Data entries ->
#####
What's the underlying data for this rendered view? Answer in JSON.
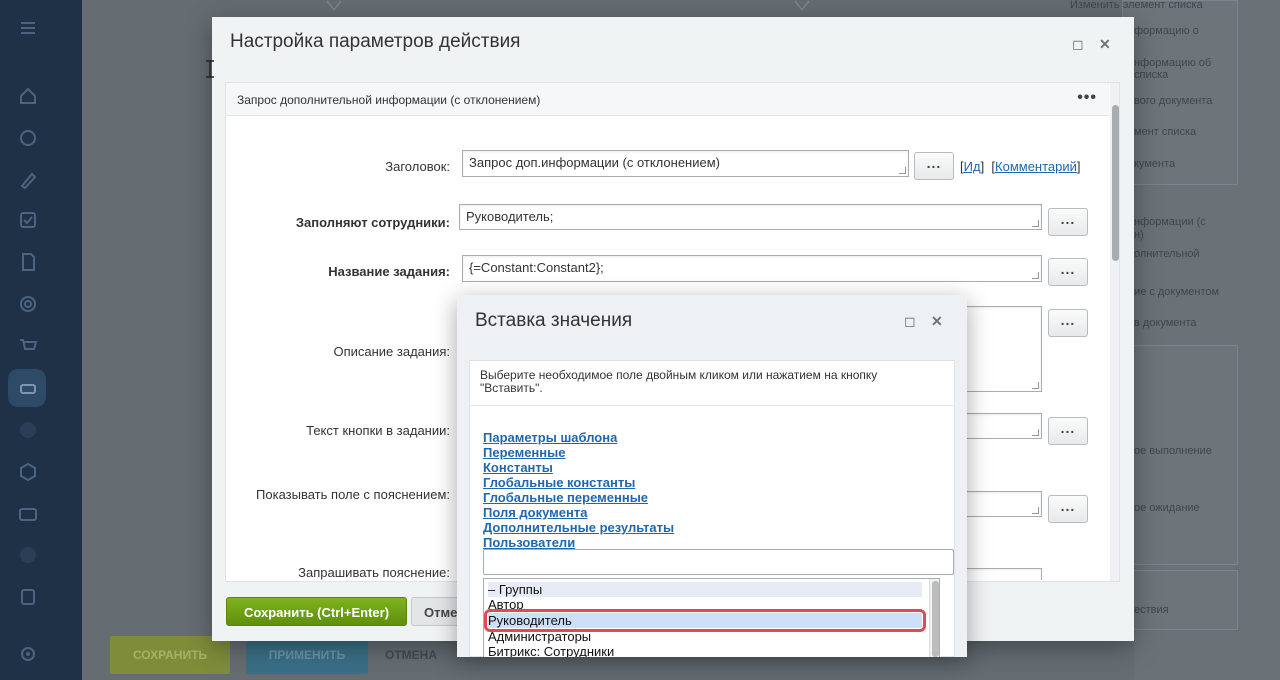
{
  "background": {
    "right_items": [
      "Изменить элемент списка",
      "формацию о",
      "нформацию об",
      "списка",
      "вого документа",
      "мент списка",
      "кумента",
      "нформации (с",
      "н)",
      "олнительной",
      "ие с документом",
      "в документа",
      "ое выполнение",
      "ое ожидание",
      "ествия"
    ],
    "buttons": {
      "save": "СОХРАНИТЬ",
      "apply": "ПРИМЕНИТЬ",
      "cancel": "ОТМЕНА"
    },
    "colors": {
      "rail": "#1f3147",
      "save_btn": "#7f8c3a",
      "apply_btn": "#3a6f86"
    }
  },
  "main_dialog": {
    "title": "Настройка параметров действия",
    "section_title": "Запрос дополнительной информации (с отклонением)",
    "fields": {
      "header_label": "Заголовок:",
      "header_value": "Запрос доп.информации (с отклонением)",
      "fill_label": "Заполняют сотрудники:",
      "fill_value": "Руководитель;",
      "task_name_label": "Название задания:",
      "task_name_value": "{=Constant:Constant2};",
      "task_desc_label": "Описание задания:",
      "button_text_label": "Текст кнопки в задании:",
      "show_field_label": "Показывать поле с пояснением:",
      "ask_label": "Запрашивать пояснение:"
    },
    "links": {
      "id": "Ид",
      "comment": "Комментарий"
    },
    "dots_label": "...",
    "footer": {
      "save": "Сохранить (Ctrl+Enter)",
      "cancel": "Отме"
    },
    "colors": {
      "save": "#6f9a12",
      "link": "#2067b0"
    }
  },
  "insert_dialog": {
    "title": "Вставка значения",
    "note": "Выберите необходимое поле двойным кликом или нажатием на кнопку \"Вставить\".",
    "categories": [
      "Параметры шаблона",
      "Переменные",
      "Константы",
      "Глобальные константы",
      "Глобальные переменные",
      "Поля документа",
      "Дополнительные результаты",
      "Пользователи"
    ],
    "search_value": "",
    "list_items": [
      "– Группы",
      "Автор",
      "Руководитель",
      "Администраторы",
      "Битрикс: Сотрудники"
    ],
    "selected_item": "Руководитель",
    "colors": {
      "highlight": "#e04a55",
      "selected": "#cde0f8"
    }
  }
}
#####
Aim ->
Using the listing above, gather each line that holds the string "Руководитель" and copy it.

Completed exercise ->
      "fill_value": "Руководитель;",
      "Руководитель",
    "selected_item": "Руководитель",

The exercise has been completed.